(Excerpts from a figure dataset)
[start]
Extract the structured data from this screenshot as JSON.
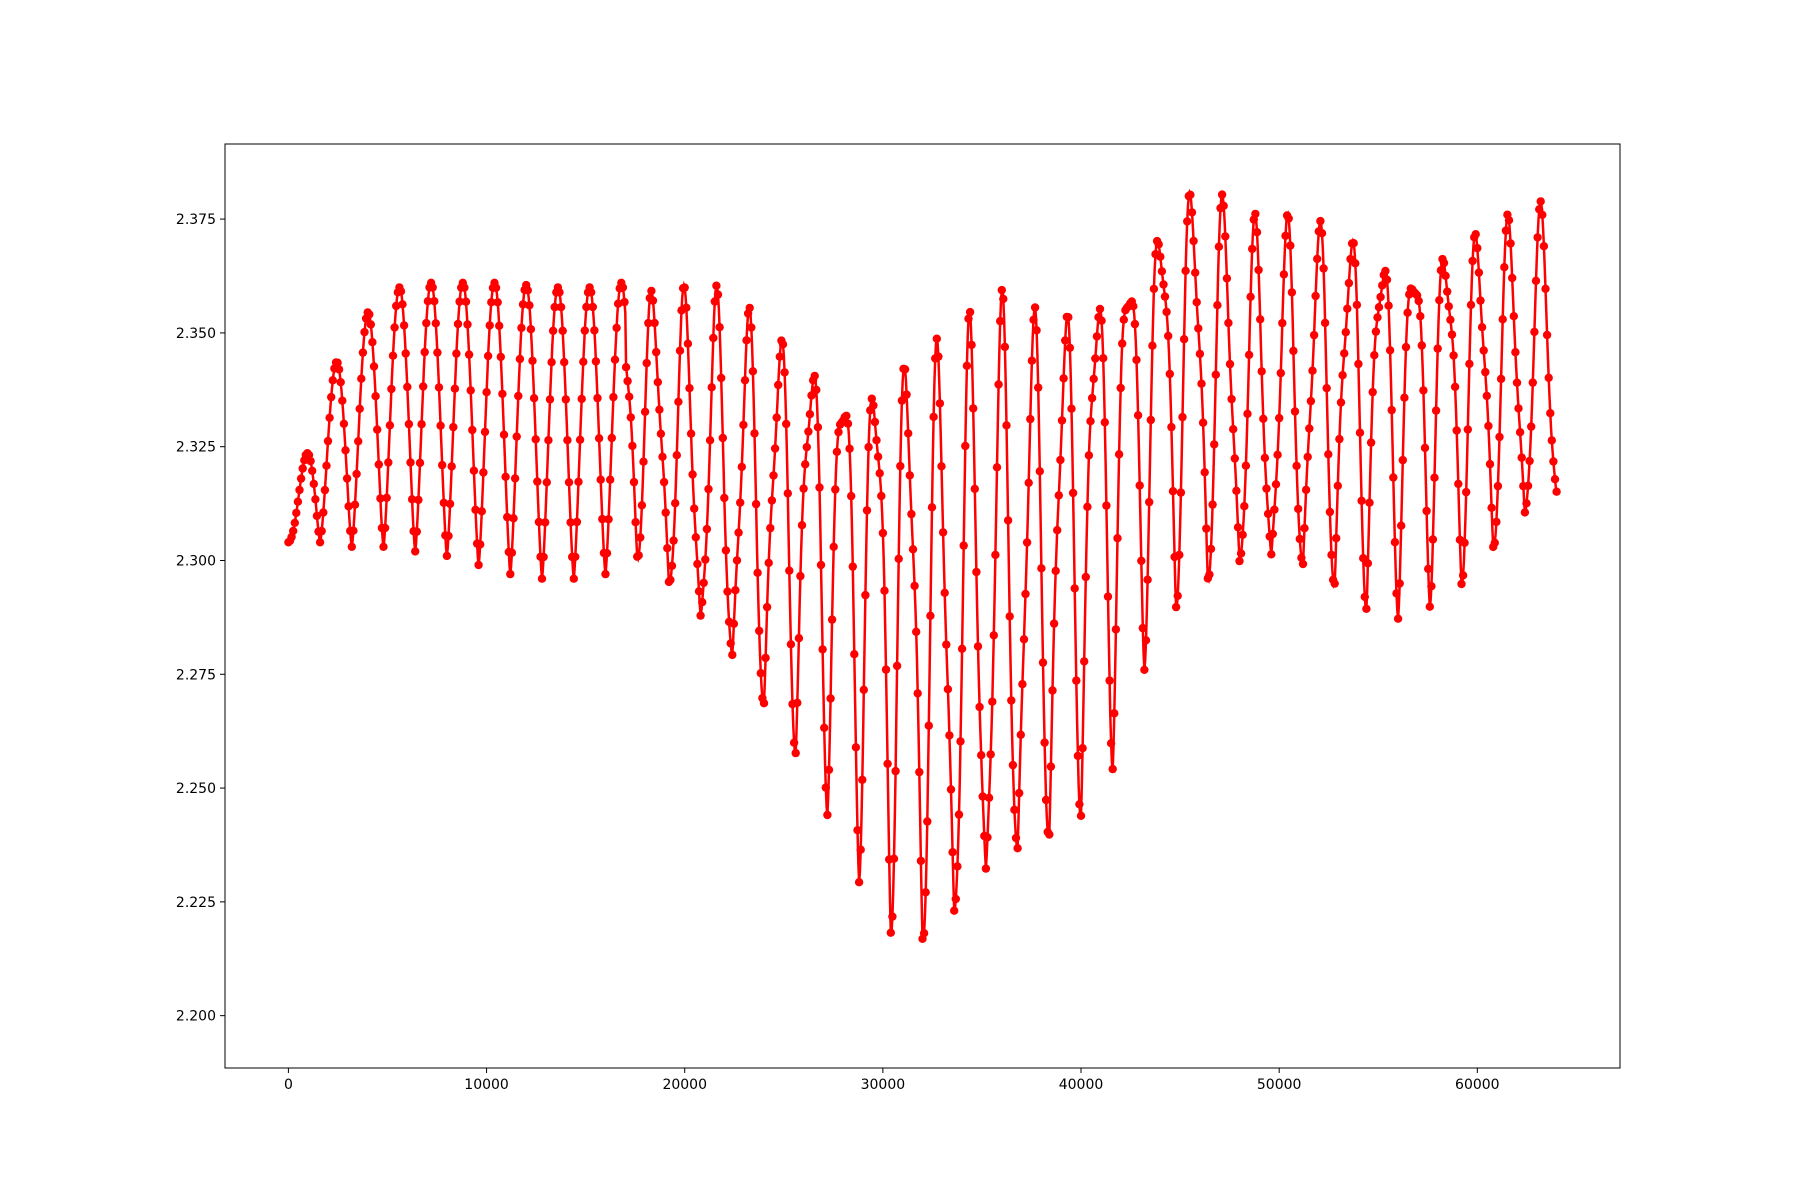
{
  "chart_data": {
    "type": "line",
    "title": "",
    "xlabel": "",
    "ylabel": "",
    "xlim": [
      -3200,
      67200
    ],
    "ylim": [
      2.1885,
      2.3915
    ],
    "xticks": [
      0,
      10000,
      20000,
      30000,
      40000,
      50000,
      60000
    ],
    "xtick_labels": [
      "0",
      "10000",
      "20000",
      "30000",
      "40000",
      "50000",
      "60000"
    ],
    "yticks": [
      2.2,
      2.225,
      2.25,
      2.275,
      2.3,
      2.325,
      2.35,
      2.375
    ],
    "ytick_labels": [
      "2.200",
      "2.225",
      "2.250",
      "2.275",
      "2.300",
      "2.325",
      "2.350",
      "2.375"
    ],
    "grid": false,
    "legend": "none",
    "series": [
      {
        "color": "#ff0000",
        "marker": "circle",
        "oscillation_period": 1600,
        "envelope": {
          "x": [
            0,
            1600,
            3200,
            4800,
            6400,
            8000,
            9600,
            11200,
            12800,
            14400,
            16000,
            17600,
            19200,
            20800,
            22400,
            24000,
            25600,
            27200,
            28800,
            30400,
            32000,
            33200,
            34800,
            36400,
            38000,
            39600,
            41200,
            42800,
            44800,
            46400,
            48000,
            49600,
            51200,
            52800,
            54400,
            56000,
            57600,
            59200,
            60800,
            62400,
            64000
          ],
          "upper": [
            2.307,
            2.337,
            2.35,
            2.359,
            2.361,
            2.361,
            2.361,
            2.361,
            2.36,
            2.36,
            2.36,
            2.362,
            2.361,
            2.361,
            2.36,
            2.355,
            2.353,
            2.351,
            2.352,
            2.352,
            2.354,
            2.352,
            2.357,
            2.361,
            2.358,
            2.363,
            2.371,
            2.377,
            2.387,
            2.387,
            2.377,
            2.376,
            2.377,
            2.377,
            2.376,
            2.374,
            2.375,
            2.376,
            2.377,
            2.378,
            2.38
          ],
          "lower": [
            2.304,
            2.304,
            2.303,
            2.303,
            2.302,
            2.301,
            2.299,
            2.297,
            2.296,
            2.296,
            2.297,
            2.295,
            2.284,
            2.272,
            2.263,
            2.257,
            2.252,
            2.243,
            2.229,
            2.213,
            2.202,
            2.198,
            2.203,
            2.21,
            2.222,
            2.235,
            2.247,
            2.273,
            2.285,
            2.285,
            2.285,
            2.285,
            2.285,
            2.286,
            2.286,
            2.287,
            2.289,
            2.29,
            2.293,
            2.297,
            2.301
          ]
        }
      }
    ]
  }
}
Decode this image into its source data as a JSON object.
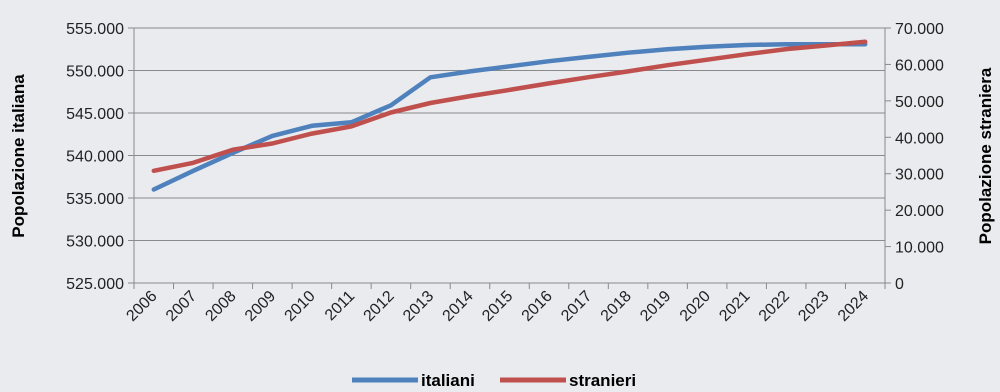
{
  "chart_data": {
    "type": "line",
    "categories": [
      "2006",
      "2007",
      "2008",
      "2009",
      "2010",
      "2011",
      "2012",
      "2013",
      "2014",
      "2015",
      "2016",
      "2017",
      "2018",
      "2019",
      "2020",
      "2021",
      "2022",
      "2023",
      "2024"
    ],
    "y_left": {
      "label": "Popolazione italiana",
      "range": [
        525000,
        555000
      ],
      "ticks": [
        "525.000",
        "530.000",
        "535.000",
        "540.000",
        "545.000",
        "550.000",
        "555.000"
      ]
    },
    "y_right": {
      "label": "Popolazione straniera",
      "range": [
        0,
        70000
      ],
      "ticks": [
        "0",
        "10.000",
        "20.000",
        "30.000",
        "40.000",
        "50.000",
        "60.000",
        "70.000"
      ]
    },
    "series": [
      {
        "name": "italiani",
        "axis": "left",
        "color": "#4f81bd",
        "values": [
          536000,
          538200,
          540300,
          542300,
          543500,
          543900,
          545900,
          549200,
          549900,
          550500,
          551100,
          551600,
          552100,
          552500,
          552800,
          553000,
          553100,
          553100,
          553100
        ]
      },
      {
        "name": "stranieri",
        "axis": "right",
        "color": "#c0504d",
        "values": [
          30800,
          33000,
          36600,
          38300,
          41000,
          43000,
          46800,
          49400,
          51300,
          53000,
          54800,
          56500,
          58100,
          59800,
          61300,
          62800,
          64200,
          65200,
          66200
        ]
      }
    ],
    "legend_position": "bottom",
    "grid": "horizontal"
  }
}
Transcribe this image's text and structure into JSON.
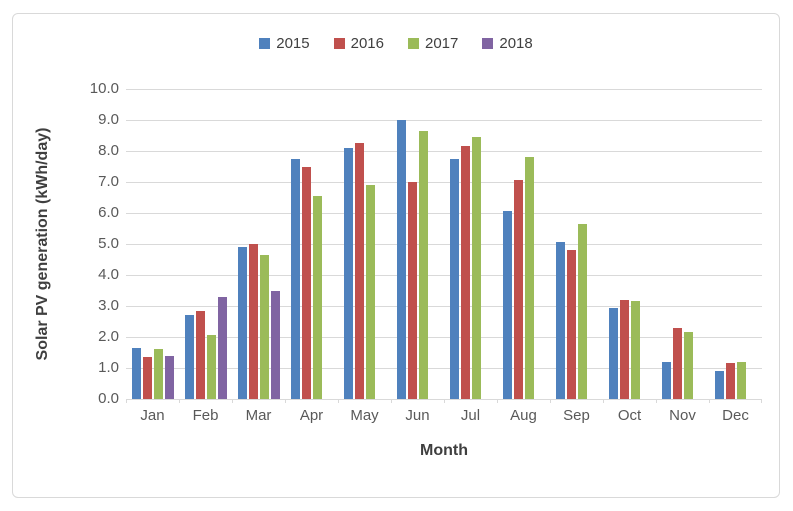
{
  "chart_data": {
    "type": "bar",
    "title": "",
    "xlabel": "Month",
    "ylabel": "Solar PV generation (kWh/day)",
    "categories": [
      "Jan",
      "Feb",
      "Mar",
      "Apr",
      "May",
      "Jun",
      "Jul",
      "Aug",
      "Sep",
      "Oct",
      "Nov",
      "Dec"
    ],
    "series": [
      {
        "name": "2015",
        "color": "#4F81BD",
        "values": [
          1.65,
          2.7,
          4.9,
          7.75,
          8.1,
          9.0,
          7.75,
          6.05,
          5.05,
          2.95,
          1.2,
          0.9
        ]
      },
      {
        "name": "2016",
        "color": "#C0504D",
        "values": [
          1.35,
          2.85,
          5.0,
          7.5,
          8.25,
          7.0,
          8.15,
          7.05,
          4.8,
          3.2,
          2.3,
          1.15
        ]
      },
      {
        "name": "2017",
        "color": "#9BBB59",
        "values": [
          1.6,
          2.05,
          4.65,
          6.55,
          6.9,
          8.65,
          8.45,
          7.8,
          5.65,
          3.15,
          2.15,
          1.2
        ]
      },
      {
        "name": "2018",
        "color": "#8064A2",
        "values": [
          1.4,
          3.3,
          3.5,
          null,
          null,
          null,
          null,
          null,
          null,
          null,
          null,
          null
        ]
      }
    ],
    "ylim": [
      0,
      10
    ],
    "ytick_step": 1,
    "ytick_labels": [
      "0.0",
      "1.0",
      "2.0",
      "3.0",
      "4.0",
      "5.0",
      "6.0",
      "7.0",
      "8.0",
      "9.0",
      "10.0"
    ],
    "legend_position": "top",
    "grid": true,
    "styles": {
      "gridline_color": "#D9D9D9",
      "tick_label_color": "#595959",
      "axis_title_color": "#3F3F3F",
      "legend_text_color": "#404040",
      "frame_border_color": "#D9D9D9",
      "background": "#FFFFFF"
    }
  }
}
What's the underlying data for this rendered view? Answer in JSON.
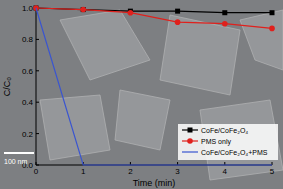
{
  "chart_data": {
    "type": "line",
    "x": [
      0,
      1,
      2,
      3,
      4,
      5
    ],
    "series": [
      {
        "name": "CoFe/CoFe₂O₄",
        "color": "#000000",
        "marker": "square",
        "values": [
          1.0,
          0.99,
          0.98,
          0.98,
          0.97,
          0.97
        ]
      },
      {
        "name": "PMS only",
        "color": "#e0201c",
        "marker": "circle",
        "values": [
          1.0,
          0.99,
          0.97,
          0.91,
          0.9,
          0.87
        ]
      },
      {
        "name": "CoFe/CoFe₂O₄+PMS",
        "color": "#3a55d0",
        "marker": "none",
        "values": [
          1.0,
          0.0,
          0.0,
          0.0,
          0.0,
          0.0
        ]
      }
    ],
    "x_label": "Time (min)",
    "y_label": "C/C₀",
    "annotation": "100 nm",
    "xlim": [
      0,
      5
    ],
    "xticks": [
      0,
      1,
      2,
      3,
      4,
      5
    ],
    "ylim": [
      0,
      1.0
    ],
    "yticks": [
      {
        "value": 0,
        "label": "0.0"
      },
      {
        "value": 0.2,
        "label": "0.2"
      },
      {
        "value": 0.4,
        "label": "0.4"
      },
      {
        "value": 0.6,
        "label": "0.6"
      },
      {
        "value": 0.8,
        "label": "0.8"
      },
      {
        "value": 1.0,
        "label": "1.0"
      }
    ],
    "legend": "right",
    "grid": false
  }
}
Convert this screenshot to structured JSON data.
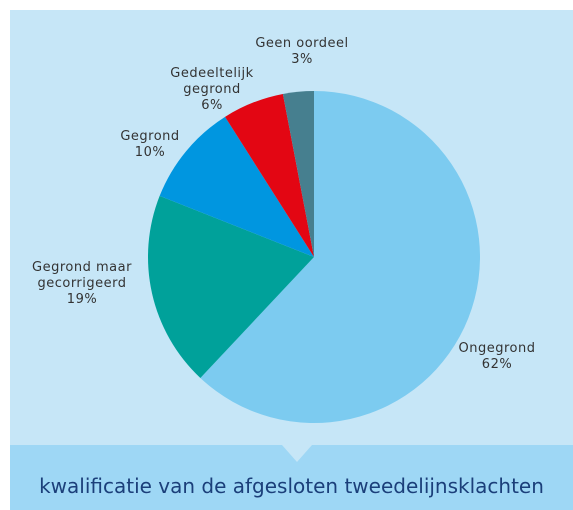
{
  "chart_data": {
    "type": "pie",
    "title": "kwalificatie van de afgesloten tweedelijnsklachten",
    "categories": [
      "Ongegrond",
      "Gegrond maar gecorrigeerd",
      "Gegrond",
      "Gedeeltelijk gegrond",
      "Geen oordeel"
    ],
    "values": [
      62,
      19,
      10,
      6,
      3
    ],
    "value_labels": [
      "62%",
      "19%",
      "10%",
      "6%",
      "3%"
    ],
    "colors": [
      "#7ccbf0",
      "#00a19a",
      "#0096e0",
      "#e30613",
      "#467f8f"
    ]
  }
}
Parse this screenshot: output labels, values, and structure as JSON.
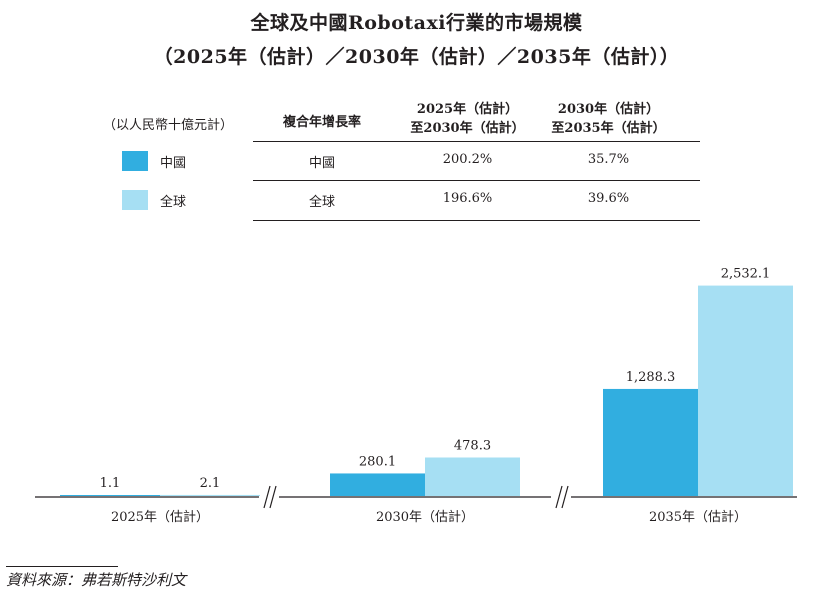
{
  "title_line1": "全球及中國Robotaxi行業的市場規模",
  "title_line2": "（2025年（估計）／2030年（估計）／2035年（估計））",
  "unit": "（以人民幣十億元計）",
  "table": {
    "headers": {
      "cagr": "複合年增長率",
      "p1_line1": "2025年（估計）",
      "p1_line2": "至2030年（估計）",
      "p2_line1": "2030年（估計）",
      "p2_line2": "至2035年（估計）"
    },
    "rows": [
      {
        "legend": "中國",
        "name": "中國",
        "cagr1": "200.2%",
        "cagr2": "35.7%"
      },
      {
        "legend": "全球",
        "name": "全球",
        "cagr1": "196.6%",
        "cagr2": "39.6%"
      }
    ]
  },
  "colors": {
    "china": "#31aee0",
    "global": "#a6dff3"
  },
  "chart_data": {
    "type": "bar",
    "title": "全球及中國Robotaxi行業的市場規模",
    "categories": [
      "2025年（估計）",
      "2030年（估計）",
      "2035年（估計）"
    ],
    "series": [
      {
        "name": "中國",
        "values": [
          1.1,
          280.1,
          1288.3
        ],
        "labels": [
          "1.1",
          "280.1",
          "1,288.3"
        ]
      },
      {
        "name": "全球",
        "values": [
          2.1,
          478.3,
          2532.1
        ],
        "labels": [
          "2.1",
          "478.3",
          "2,532.1"
        ]
      }
    ],
    "ylabel": "人民幣十億元",
    "axis_breaks": true,
    "ylim": [
      0,
      2800
    ]
  },
  "source": "資料來源：弗若斯特沙利文"
}
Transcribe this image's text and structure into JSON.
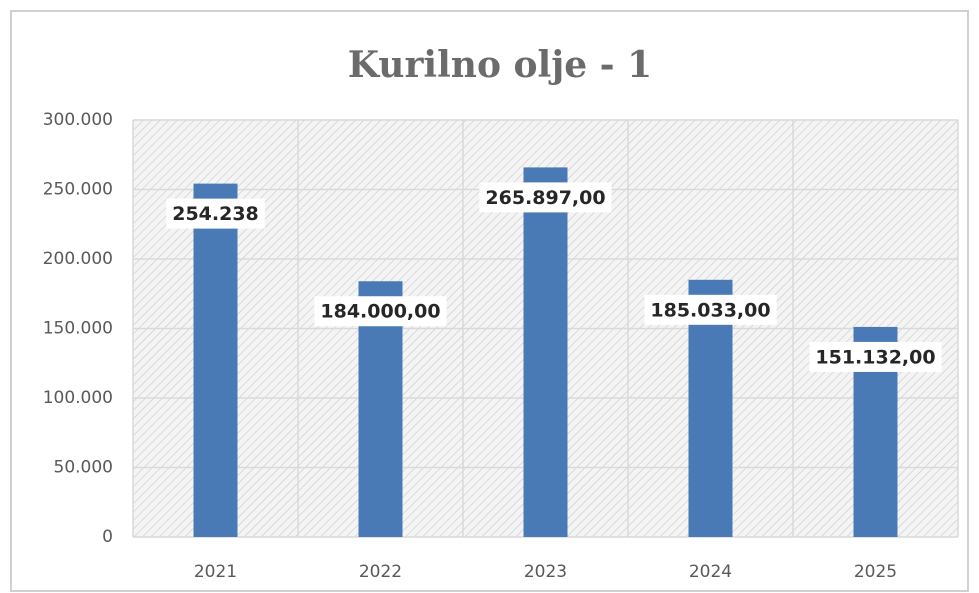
{
  "chart_data": {
    "type": "bar",
    "title": "Kurilno olje - 1",
    "categories": [
      "2021",
      "2022",
      "2023",
      "2024",
      "2025"
    ],
    "values": [
      254238,
      184000,
      265897,
      185033,
      151132
    ],
    "value_labels": [
      "254.238",
      "184.000,00",
      "265.897,00",
      "185.033,00",
      "151.132,00"
    ],
    "color": "#4a7ab5",
    "ylim": [
      0,
      300000
    ],
    "yticks": [
      0,
      {
        "value": 50000,
        "label": "50.000"
      },
      {
        "value": 100000,
        "label": "100.000"
      },
      {
        "value": 150000,
        "label": "150.000"
      },
      {
        "value": 200000,
        "label": "200.000"
      },
      {
        "value": 250000,
        "label": "250.000"
      },
      {
        "value": 300000,
        "label": "300.000"
      }
    ],
    "grid": true
  }
}
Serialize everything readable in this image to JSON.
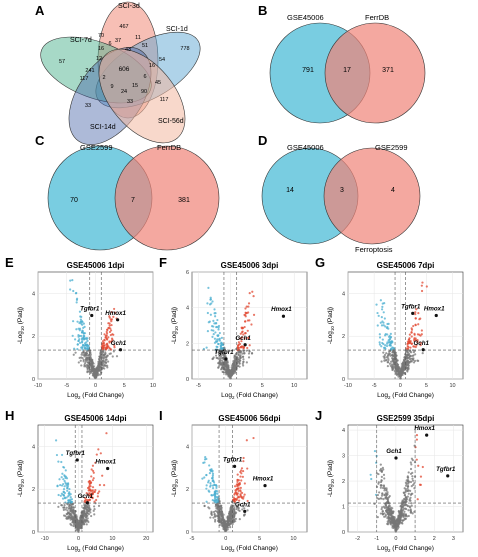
[end]
## [Goal]
Report how many lines of the listing above include the word "CoFe₂O₄". Say nothing but the number.

## [Complete output]
2